■ STATED GOAL ■
Filter the records for lines holding the string "grid".

-- begin MATERIAL PROVIDED --

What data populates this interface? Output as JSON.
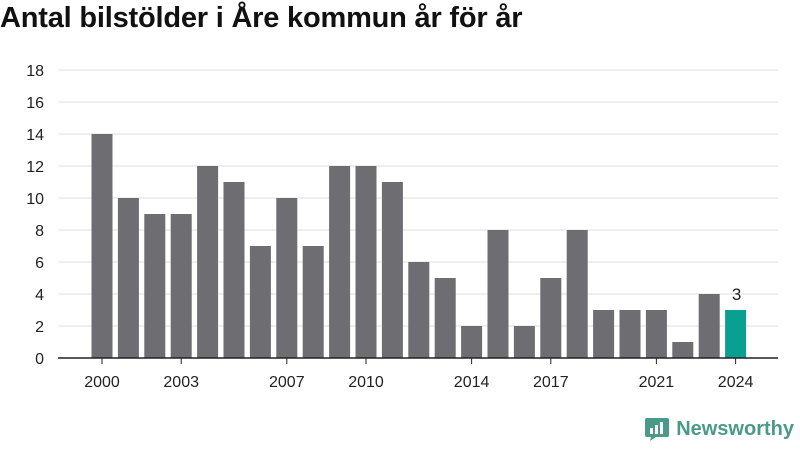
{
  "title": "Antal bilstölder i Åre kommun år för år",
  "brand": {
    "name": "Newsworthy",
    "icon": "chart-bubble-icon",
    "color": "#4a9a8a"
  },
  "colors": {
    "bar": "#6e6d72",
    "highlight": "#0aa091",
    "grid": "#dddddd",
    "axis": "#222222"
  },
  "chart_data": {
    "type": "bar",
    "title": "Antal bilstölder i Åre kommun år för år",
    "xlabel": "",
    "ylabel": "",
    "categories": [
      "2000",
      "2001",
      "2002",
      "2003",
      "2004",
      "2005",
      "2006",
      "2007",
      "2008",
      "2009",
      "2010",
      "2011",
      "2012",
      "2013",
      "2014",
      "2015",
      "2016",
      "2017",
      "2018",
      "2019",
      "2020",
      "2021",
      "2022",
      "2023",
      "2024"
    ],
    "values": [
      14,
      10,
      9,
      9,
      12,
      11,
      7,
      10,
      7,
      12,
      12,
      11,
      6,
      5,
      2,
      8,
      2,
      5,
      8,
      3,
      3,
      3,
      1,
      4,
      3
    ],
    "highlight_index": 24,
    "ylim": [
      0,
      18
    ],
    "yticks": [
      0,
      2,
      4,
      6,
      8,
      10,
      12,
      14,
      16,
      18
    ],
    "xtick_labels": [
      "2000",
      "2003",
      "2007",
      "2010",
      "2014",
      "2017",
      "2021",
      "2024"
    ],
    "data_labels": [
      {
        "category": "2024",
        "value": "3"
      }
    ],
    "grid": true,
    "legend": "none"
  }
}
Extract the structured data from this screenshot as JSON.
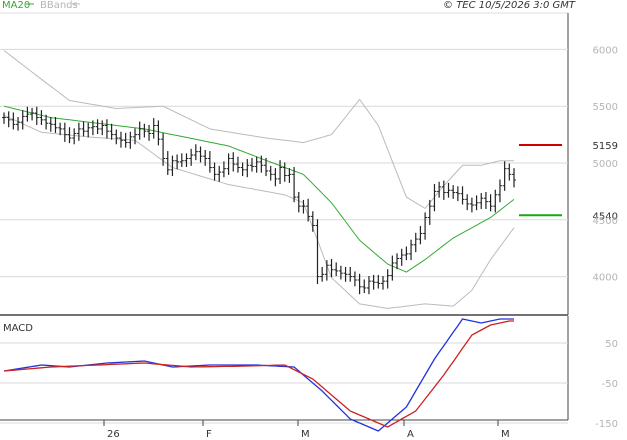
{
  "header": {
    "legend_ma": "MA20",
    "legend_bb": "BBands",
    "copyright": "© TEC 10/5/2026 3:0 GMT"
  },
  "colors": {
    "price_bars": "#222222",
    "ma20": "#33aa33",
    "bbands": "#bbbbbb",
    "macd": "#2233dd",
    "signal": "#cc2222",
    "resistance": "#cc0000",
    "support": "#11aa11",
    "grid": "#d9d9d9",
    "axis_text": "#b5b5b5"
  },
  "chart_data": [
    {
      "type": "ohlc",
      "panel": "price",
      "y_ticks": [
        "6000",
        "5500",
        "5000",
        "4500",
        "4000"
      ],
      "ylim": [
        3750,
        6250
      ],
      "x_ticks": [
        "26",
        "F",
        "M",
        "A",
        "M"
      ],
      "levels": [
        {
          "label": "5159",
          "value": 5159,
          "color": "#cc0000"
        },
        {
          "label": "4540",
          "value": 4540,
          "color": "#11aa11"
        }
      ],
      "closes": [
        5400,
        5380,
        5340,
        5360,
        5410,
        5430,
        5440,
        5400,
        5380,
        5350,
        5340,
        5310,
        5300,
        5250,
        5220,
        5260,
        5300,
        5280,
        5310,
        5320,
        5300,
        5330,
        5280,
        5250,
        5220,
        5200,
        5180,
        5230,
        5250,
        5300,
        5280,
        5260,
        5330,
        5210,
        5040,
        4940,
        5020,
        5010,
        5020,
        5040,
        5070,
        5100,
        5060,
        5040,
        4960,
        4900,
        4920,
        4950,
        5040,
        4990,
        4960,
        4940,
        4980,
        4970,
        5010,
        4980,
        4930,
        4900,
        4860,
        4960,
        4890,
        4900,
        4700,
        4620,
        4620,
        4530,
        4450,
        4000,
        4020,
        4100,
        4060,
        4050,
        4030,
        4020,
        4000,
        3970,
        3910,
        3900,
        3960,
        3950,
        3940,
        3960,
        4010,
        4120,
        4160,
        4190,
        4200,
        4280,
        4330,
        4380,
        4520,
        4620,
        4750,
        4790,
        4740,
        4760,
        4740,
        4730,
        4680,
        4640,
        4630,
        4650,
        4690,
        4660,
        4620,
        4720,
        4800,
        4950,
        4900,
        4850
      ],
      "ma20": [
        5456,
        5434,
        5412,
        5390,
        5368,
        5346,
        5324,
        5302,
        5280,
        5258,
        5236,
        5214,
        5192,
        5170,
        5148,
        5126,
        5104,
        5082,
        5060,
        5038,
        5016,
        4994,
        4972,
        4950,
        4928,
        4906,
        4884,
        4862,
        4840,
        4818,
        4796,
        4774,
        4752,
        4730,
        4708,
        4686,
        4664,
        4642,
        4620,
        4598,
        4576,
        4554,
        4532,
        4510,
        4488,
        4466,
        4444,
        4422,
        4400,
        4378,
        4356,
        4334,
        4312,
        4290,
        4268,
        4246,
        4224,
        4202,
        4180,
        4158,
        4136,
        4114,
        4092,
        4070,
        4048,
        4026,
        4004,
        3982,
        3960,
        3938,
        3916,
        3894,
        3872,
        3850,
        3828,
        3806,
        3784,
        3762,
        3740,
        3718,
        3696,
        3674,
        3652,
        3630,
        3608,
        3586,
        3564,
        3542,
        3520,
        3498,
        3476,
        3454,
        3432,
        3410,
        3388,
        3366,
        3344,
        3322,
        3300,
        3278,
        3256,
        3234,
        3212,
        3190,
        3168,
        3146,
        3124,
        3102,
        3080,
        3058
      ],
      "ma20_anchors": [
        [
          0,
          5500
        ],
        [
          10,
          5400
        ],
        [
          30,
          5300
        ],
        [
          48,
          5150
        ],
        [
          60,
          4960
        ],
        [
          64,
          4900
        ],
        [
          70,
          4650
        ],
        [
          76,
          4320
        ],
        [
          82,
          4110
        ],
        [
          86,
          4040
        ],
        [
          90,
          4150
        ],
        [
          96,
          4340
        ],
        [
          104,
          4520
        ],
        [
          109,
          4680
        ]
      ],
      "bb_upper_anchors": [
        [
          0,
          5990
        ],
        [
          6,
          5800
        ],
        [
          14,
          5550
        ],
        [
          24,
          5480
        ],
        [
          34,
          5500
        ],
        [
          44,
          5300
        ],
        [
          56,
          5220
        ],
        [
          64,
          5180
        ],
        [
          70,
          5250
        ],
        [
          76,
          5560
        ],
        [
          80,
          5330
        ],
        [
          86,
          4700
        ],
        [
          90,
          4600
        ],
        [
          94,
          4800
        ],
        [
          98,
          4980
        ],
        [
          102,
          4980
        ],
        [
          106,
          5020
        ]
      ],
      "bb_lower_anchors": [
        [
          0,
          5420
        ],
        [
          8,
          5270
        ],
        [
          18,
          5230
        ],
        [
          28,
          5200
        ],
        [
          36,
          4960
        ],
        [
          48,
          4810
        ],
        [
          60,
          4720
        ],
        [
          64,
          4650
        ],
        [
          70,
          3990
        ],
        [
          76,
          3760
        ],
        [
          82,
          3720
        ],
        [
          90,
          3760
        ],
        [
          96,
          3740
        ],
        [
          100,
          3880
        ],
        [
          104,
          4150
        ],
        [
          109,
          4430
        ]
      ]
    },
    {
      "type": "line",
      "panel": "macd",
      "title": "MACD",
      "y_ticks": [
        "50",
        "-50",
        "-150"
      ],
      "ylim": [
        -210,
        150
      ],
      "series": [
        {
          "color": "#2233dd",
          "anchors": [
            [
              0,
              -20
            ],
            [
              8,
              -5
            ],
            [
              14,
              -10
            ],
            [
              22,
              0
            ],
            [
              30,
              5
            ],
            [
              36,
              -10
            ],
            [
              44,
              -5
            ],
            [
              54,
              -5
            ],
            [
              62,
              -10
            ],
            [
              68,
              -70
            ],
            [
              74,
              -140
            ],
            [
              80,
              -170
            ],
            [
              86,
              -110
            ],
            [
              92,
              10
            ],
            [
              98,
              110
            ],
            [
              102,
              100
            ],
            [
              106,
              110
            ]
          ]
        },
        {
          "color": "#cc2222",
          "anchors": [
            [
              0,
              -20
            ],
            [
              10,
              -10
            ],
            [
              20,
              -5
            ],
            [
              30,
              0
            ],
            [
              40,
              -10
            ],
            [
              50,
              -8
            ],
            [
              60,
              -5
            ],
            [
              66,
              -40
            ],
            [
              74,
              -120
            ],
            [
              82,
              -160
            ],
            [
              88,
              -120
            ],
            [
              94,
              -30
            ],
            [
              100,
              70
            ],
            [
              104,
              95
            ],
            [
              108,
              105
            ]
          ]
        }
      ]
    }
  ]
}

-- end MATERIAL PROVIDED --
-- begin MATERIAL PROVIDED --

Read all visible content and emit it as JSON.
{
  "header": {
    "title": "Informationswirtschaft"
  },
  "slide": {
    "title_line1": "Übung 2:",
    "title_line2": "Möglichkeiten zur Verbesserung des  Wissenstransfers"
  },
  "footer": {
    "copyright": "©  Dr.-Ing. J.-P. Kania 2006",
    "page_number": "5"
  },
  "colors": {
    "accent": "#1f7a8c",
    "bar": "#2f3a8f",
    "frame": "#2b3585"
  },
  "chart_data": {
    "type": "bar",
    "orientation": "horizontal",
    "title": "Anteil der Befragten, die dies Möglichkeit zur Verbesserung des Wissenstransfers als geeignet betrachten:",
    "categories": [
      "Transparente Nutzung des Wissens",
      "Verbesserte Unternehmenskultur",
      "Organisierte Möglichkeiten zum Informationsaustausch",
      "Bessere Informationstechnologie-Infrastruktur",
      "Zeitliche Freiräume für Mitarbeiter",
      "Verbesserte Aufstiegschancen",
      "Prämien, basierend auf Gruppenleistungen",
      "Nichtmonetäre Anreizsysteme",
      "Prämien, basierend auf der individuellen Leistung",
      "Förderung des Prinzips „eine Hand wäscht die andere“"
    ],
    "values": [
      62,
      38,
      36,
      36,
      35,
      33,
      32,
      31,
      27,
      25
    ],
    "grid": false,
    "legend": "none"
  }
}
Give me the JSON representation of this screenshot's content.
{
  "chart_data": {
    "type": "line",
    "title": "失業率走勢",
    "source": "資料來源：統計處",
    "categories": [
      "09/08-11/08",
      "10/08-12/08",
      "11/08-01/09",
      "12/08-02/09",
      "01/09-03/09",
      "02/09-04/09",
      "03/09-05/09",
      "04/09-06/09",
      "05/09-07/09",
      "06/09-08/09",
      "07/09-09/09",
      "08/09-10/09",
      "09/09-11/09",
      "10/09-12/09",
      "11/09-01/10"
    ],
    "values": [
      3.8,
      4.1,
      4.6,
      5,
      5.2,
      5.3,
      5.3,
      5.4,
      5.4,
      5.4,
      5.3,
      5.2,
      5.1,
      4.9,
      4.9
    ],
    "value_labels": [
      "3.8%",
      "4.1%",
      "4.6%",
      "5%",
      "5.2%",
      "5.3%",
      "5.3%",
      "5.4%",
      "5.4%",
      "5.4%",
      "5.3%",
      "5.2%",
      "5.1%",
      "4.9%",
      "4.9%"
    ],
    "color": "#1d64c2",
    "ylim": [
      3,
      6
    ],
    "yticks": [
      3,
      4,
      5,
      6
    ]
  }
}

-- end MATERIAL PROVIDED --

■ CORRECT OUTPUT ■
    "grid": "#dddddd",
    "grid": true,
    "grid": "#d9d9d9",
    "grid": false,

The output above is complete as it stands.